◆ **Work instructions**
Repeat the records below word for word, from their first line up to and including the line that contains "value-cell: 2,400 (731, 145, 802, 178)".

◆ **The data**
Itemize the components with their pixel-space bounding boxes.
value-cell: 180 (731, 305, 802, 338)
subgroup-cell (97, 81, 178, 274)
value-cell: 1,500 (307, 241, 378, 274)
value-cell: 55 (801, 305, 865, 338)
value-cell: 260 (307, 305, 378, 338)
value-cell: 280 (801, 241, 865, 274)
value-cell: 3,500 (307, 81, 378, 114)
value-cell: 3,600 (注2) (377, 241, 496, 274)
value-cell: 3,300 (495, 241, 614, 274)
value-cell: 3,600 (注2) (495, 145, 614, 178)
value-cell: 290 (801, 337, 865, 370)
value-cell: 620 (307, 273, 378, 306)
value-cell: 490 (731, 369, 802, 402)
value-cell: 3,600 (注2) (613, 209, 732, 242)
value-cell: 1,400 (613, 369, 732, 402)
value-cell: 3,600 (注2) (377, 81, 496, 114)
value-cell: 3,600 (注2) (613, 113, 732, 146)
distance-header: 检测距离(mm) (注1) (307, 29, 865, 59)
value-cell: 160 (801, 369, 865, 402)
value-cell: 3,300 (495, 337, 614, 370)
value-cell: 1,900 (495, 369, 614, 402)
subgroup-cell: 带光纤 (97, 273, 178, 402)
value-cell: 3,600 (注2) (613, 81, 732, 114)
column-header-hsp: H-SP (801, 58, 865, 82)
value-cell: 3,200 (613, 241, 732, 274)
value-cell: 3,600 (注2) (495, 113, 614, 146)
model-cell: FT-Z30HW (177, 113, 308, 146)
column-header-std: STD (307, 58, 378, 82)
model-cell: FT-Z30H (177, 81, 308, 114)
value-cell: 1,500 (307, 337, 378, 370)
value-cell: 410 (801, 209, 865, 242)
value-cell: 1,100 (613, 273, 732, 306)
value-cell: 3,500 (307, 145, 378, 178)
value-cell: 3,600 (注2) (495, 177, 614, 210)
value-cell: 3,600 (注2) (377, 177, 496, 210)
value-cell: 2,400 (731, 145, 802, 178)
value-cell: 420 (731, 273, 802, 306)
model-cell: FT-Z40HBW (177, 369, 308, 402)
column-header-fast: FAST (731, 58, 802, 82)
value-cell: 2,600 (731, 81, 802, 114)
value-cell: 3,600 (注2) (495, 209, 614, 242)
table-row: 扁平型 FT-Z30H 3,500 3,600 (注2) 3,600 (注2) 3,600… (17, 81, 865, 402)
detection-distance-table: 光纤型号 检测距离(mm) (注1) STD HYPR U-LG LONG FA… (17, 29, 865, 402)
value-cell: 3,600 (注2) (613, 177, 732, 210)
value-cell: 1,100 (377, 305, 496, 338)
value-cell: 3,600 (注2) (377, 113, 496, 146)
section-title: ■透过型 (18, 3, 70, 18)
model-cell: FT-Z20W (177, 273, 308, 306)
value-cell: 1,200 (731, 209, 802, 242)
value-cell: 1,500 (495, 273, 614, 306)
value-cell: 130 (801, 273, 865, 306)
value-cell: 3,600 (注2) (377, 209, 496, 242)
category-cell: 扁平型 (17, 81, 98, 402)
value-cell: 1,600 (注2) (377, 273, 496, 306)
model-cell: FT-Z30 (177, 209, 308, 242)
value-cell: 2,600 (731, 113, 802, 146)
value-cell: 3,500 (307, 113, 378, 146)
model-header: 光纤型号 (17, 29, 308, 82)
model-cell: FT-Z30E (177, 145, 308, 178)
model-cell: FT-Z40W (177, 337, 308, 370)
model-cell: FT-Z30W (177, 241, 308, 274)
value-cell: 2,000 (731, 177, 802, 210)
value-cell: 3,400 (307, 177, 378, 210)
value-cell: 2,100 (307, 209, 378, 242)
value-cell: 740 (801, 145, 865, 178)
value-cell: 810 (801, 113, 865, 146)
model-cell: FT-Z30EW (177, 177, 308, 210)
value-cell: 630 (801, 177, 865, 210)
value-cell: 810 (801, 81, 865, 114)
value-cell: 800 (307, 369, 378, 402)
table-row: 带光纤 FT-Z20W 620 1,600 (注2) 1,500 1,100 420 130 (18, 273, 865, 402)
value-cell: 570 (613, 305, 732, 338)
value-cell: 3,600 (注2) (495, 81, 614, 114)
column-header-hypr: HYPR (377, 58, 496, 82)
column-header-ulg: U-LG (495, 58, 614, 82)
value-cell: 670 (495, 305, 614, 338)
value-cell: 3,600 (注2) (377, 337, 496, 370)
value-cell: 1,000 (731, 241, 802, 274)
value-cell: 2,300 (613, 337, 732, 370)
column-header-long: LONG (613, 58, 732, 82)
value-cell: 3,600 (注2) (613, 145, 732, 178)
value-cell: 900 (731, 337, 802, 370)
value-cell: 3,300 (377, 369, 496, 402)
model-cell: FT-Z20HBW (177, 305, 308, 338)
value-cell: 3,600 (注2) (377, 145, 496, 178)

◆ **Problem solution**
Itemize the components with their pixel-space bounding boxes.
value-cell: 180 (731, 305, 802, 338)
subgroup-cell (97, 81, 178, 274)
value-cell: 1,500 (307, 241, 378, 274)
value-cell: 55 (801, 305, 865, 338)
value-cell: 260 (307, 305, 378, 338)
value-cell: 280 (801, 241, 865, 274)
value-cell: 3,500 (307, 81, 378, 114)
value-cell: 3,600 (注2) (377, 241, 496, 274)
value-cell: 3,300 (495, 241, 614, 274)
value-cell: 3,600 (注2) (495, 145, 614, 178)
value-cell: 290 (801, 337, 865, 370)
value-cell: 620 (307, 273, 378, 306)
value-cell: 490 (731, 369, 802, 402)
value-cell: 3,600 (注2) (613, 209, 732, 242)
value-cell: 1,400 (613, 369, 732, 402)
value-cell: 3,600 (注2) (377, 81, 496, 114)
value-cell: 3,600 (注2) (613, 113, 732, 146)
distance-header: 检测距离(mm) (注1) (307, 29, 865, 59)
value-cell: 160 (801, 369, 865, 402)
value-cell: 3,300 (495, 337, 614, 370)
value-cell: 1,900 (495, 369, 614, 402)
subgroup-cell: 带光纤 (97, 273, 178, 402)
value-cell: 3,600 (注2) (613, 81, 732, 114)
column-header-hsp: H-SP (801, 58, 865, 82)
value-cell: 3,200 (613, 241, 732, 274)
value-cell: 3,600 (注2) (495, 113, 614, 146)
model-cell: FT-Z30HW (177, 113, 308, 146)
column-header-std: STD (307, 58, 378, 82)
model-cell: FT-Z30H (177, 81, 308, 114)
value-cell: 1,500 (307, 337, 378, 370)
value-cell: 410 (801, 209, 865, 242)
value-cell: 1,100 (613, 273, 732, 306)
value-cell: 3,500 (307, 145, 378, 178)
value-cell: 3,600 (注2) (495, 177, 614, 210)
value-cell: 3,600 (注2) (377, 177, 496, 210)
value-cell: 2,400 (731, 145, 802, 178)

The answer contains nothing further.